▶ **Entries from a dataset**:
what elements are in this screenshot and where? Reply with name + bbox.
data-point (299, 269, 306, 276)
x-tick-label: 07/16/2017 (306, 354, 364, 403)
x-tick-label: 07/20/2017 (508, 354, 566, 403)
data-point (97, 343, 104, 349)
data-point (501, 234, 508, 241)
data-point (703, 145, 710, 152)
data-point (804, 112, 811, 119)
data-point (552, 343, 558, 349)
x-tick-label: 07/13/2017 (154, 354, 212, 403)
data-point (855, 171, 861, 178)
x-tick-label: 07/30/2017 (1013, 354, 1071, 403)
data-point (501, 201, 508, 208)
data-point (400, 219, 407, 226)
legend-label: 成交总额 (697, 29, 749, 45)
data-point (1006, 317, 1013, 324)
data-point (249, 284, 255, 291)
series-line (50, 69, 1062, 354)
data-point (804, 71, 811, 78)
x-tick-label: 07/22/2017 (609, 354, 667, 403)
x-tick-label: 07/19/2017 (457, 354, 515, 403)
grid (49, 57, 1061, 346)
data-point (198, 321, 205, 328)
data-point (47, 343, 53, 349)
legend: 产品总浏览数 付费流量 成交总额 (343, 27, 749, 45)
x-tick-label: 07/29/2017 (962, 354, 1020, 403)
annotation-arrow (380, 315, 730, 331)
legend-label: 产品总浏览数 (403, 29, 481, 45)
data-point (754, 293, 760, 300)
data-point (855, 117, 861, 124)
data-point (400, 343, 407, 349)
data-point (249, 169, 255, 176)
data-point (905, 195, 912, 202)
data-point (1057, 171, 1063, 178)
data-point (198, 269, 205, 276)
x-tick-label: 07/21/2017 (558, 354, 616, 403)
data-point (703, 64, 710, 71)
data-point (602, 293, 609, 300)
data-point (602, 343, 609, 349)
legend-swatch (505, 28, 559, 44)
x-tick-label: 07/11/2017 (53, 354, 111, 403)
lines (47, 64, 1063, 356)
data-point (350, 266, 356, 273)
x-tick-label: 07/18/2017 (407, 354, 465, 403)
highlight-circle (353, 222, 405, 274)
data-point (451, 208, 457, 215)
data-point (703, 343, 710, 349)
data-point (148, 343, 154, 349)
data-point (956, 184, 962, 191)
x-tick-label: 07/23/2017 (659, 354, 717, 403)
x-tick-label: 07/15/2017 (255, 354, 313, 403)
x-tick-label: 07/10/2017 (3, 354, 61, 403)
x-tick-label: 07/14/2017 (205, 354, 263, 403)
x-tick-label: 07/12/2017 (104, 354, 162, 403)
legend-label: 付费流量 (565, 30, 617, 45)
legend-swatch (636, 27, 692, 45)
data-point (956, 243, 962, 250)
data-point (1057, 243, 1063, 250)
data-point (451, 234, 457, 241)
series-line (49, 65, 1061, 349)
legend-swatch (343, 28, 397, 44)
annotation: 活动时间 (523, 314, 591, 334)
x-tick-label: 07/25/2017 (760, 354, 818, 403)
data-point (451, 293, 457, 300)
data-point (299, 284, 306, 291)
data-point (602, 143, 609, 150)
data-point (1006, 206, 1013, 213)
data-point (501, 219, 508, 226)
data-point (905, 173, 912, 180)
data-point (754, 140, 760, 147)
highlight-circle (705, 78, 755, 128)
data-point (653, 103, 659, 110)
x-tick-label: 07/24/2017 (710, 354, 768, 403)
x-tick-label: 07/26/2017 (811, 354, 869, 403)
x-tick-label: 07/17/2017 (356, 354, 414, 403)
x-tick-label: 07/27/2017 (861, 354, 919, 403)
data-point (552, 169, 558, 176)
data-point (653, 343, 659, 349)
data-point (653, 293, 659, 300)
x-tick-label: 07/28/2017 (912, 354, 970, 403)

▶ **Given request**: Write out every line of the items above word for word, leaving each one unchanged.

▶ **Answer to this exercise**:
what elements are in this screenshot and where? Reply with name + bbox.
data-point (299, 269, 306, 276)
x-tick-label: 07/16/2017 (306, 354, 364, 403)
x-tick-label: 07/20/2017 (508, 354, 566, 403)
data-point (97, 343, 104, 349)
data-point (501, 234, 508, 241)
data-point (703, 145, 710, 152)
data-point (804, 112, 811, 119)
data-point (552, 343, 558, 349)
x-tick-label: 07/13/2017 (154, 354, 212, 403)
data-point (855, 171, 861, 178)
x-tick-label: 07/30/2017 (1013, 354, 1071, 403)
data-point (501, 201, 508, 208)
data-point (400, 219, 407, 226)
legend-label: 成交总额 (697, 29, 749, 45)
data-point (1006, 317, 1013, 324)
data-point (249, 284, 255, 291)
series-line (50, 69, 1062, 354)
data-point (804, 71, 811, 78)
x-tick-label: 07/22/2017 (609, 354, 667, 403)
x-tick-label: 07/19/2017 (457, 354, 515, 403)
grid (49, 57, 1061, 346)
data-point (198, 321, 205, 328)
data-point (47, 343, 53, 349)
legend: 产品总浏览数 付费流量 成交总额 (343, 27, 749, 45)
x-tick-label: 07/29/2017 (962, 354, 1020, 403)
annotation-arrow (380, 315, 730, 331)
legend-label: 产品总浏览数 (403, 29, 481, 45)
data-point (754, 293, 760, 300)
data-point (855, 117, 861, 124)
data-point (400, 343, 407, 349)
data-point (249, 169, 255, 176)
data-point (905, 195, 912, 202)
data-point (1057, 171, 1063, 178)
data-point (198, 269, 205, 276)
x-tick-label: 07/21/2017 (558, 354, 616, 403)
data-point (703, 64, 710, 71)
data-point (602, 293, 609, 300)
data-point (602, 343, 609, 349)
legend-swatch (505, 28, 559, 44)
x-tick-label: 07/11/2017 (53, 354, 111, 403)
lines (47, 64, 1063, 356)
data-point (350, 266, 356, 273)
x-tick-label: 07/18/2017 (407, 354, 465, 403)
highlight-circle (353, 222, 405, 274)
data-point (451, 208, 457, 215)
data-point (703, 343, 710, 349)
data-point (148, 343, 154, 349)
data-point (956, 184, 962, 191)
x-tick-label: 07/23/2017 (659, 354, 717, 403)
x-tick-label: 07/15/2017 (255, 354, 313, 403)
x-tick-label: 07/10/2017 (3, 354, 61, 403)
x-tick-label: 07/14/2017 (205, 354, 263, 403)
x-tick-label: 07/12/2017 (104, 354, 162, 403)
legend-label: 付费流量 (565, 30, 617, 45)
legend-swatch (636, 27, 692, 45)
data-point (956, 243, 962, 250)
data-point (1057, 243, 1063, 250)
data-point (451, 234, 457, 241)
series-line (49, 65, 1061, 349)
legend-swatch (343, 28, 397, 44)
annotation: 活动时间 (523, 314, 591, 334)
x-tick-label: 07/25/2017 (760, 354, 818, 403)
data-point (451, 293, 457, 300)
data-point (299, 284, 306, 291)
data-point (602, 143, 609, 150)
data-point (1006, 206, 1013, 213)
data-point (501, 219, 508, 226)
data-point (905, 173, 912, 180)
data-point (754, 140, 760, 147)
highlight-circle (705, 78, 755, 128)
data-point (653, 103, 659, 110)
x-tick-label: 07/24/2017 (710, 354, 768, 403)
x-tick-label: 07/26/2017 (811, 354, 869, 403)
x-tick-label: 07/17/2017 (356, 354, 414, 403)
x-tick-label: 07/27/2017 (861, 354, 919, 403)
data-point (552, 169, 558, 176)
data-point (653, 343, 659, 349)
data-point (653, 293, 659, 300)
x-tick-label: 07/28/2017 (912, 354, 970, 403)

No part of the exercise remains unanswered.